## AUFGABENSTELLUNG
- 1) Bearbeite im Artikel über Sacha Sperling die Passage von „Schriftsteller machen sich“ bis „zu seinem Buch.“, und gib sie mit „Erstling“ anstelle von „Debüt“ wieder.
- 2) Wie heißt der Autor, um den es im Artikel über Sacha Sperling geht, eigentlich?

Pop-up: Sacha Sperling

  • Text: Jina Khayyer

Die erste Fassung seines Romans schrieb er mit 14. Die zweite mit 17. Es ist ein erstaunlich gutes Buch über das Erwachsenwerden geworden.

Schriftsteller machen sich Gedanken, wenn sie einen Buchtitel wählen. «Mes illusions donnent sur la cour» heisst der erste Roman von Sacha Sperling im Original. Der Autor, der eigentlich Yacha Kurys heisst, war 14, als er anfing, sein Buch zu schreiben; 17, als er alles noch mal durchlas und beschloss, noch einmal von vorn anzufangen. Jetzt erscheint sein Debüt auf Deutsch. «Ich dich auch nicht» lautet der Titel, den er sich nicht selbst ausgesucht hat. Sein eigener Titel bezieht sich auf eine Zeile aus einem Serge-Gainsbourg-Chanson – «L’alcool» – und das passt auch gut zu seinem Buch.

## DATENAUSSCHNITT
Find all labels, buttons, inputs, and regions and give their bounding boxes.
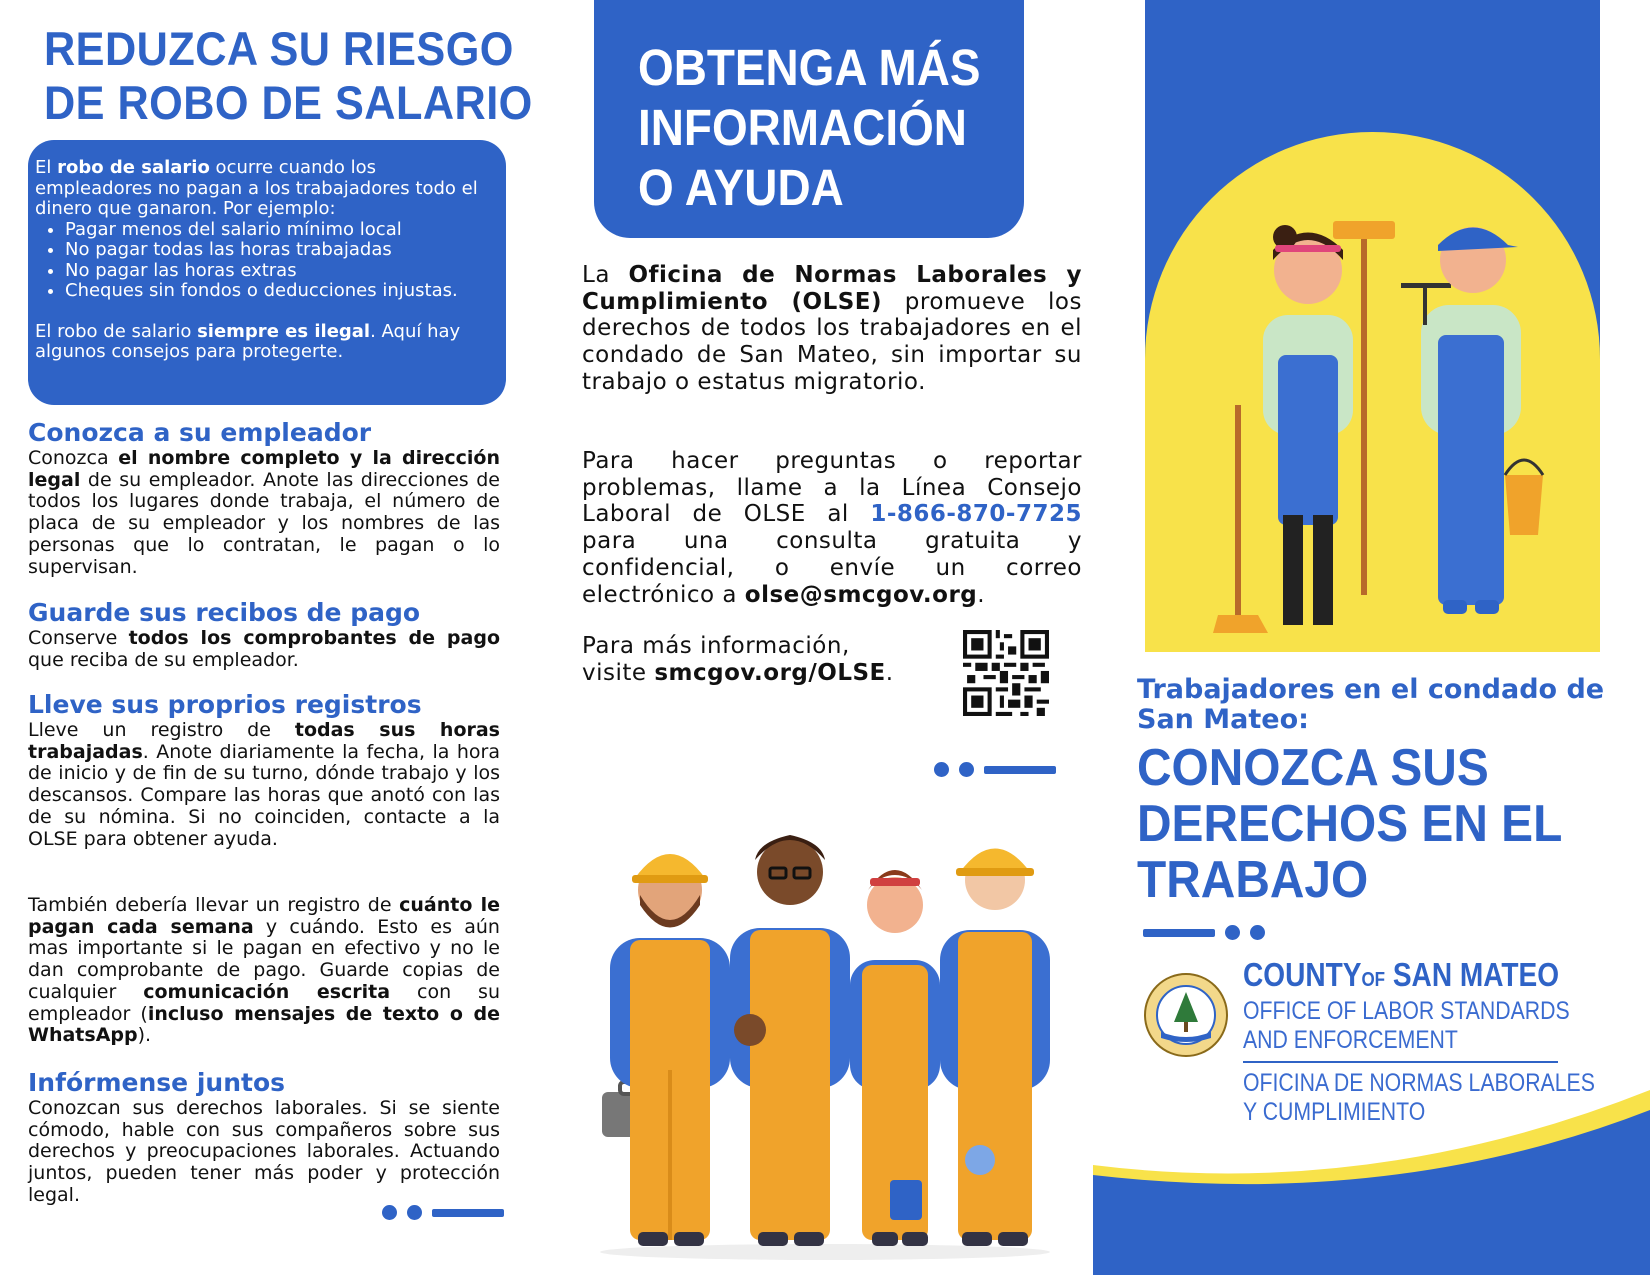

## LÖSUNGEN
- 1)
Schriftsteller machen sich Gedanken, wenn sie einen Buchtitel wählen. «Mes illusions donnent sur la cour» heisst der erste Roman von Sacha Sperling im Original. Der Autor, der eigentlich Yacha Kurys heisst, war 14, als er anfing, sein Buch zu schreiben; 17, als er alles noch mal durchlas und beschloss, noch einmal von vorn anzufangen. Jetzt erscheint sein Erstling auf Deutsch. «Ich dich auch nicht» lautet der Titel, den er sich nicht selbst ausgesucht hat. Sein eigener Titel bezieht sich auf eine Zeile aus einem Serge-Gainsbourg-Chanson – «L’alcool» – und das passt auch gut zu seinem Buch.

- 2) Yacha Kurys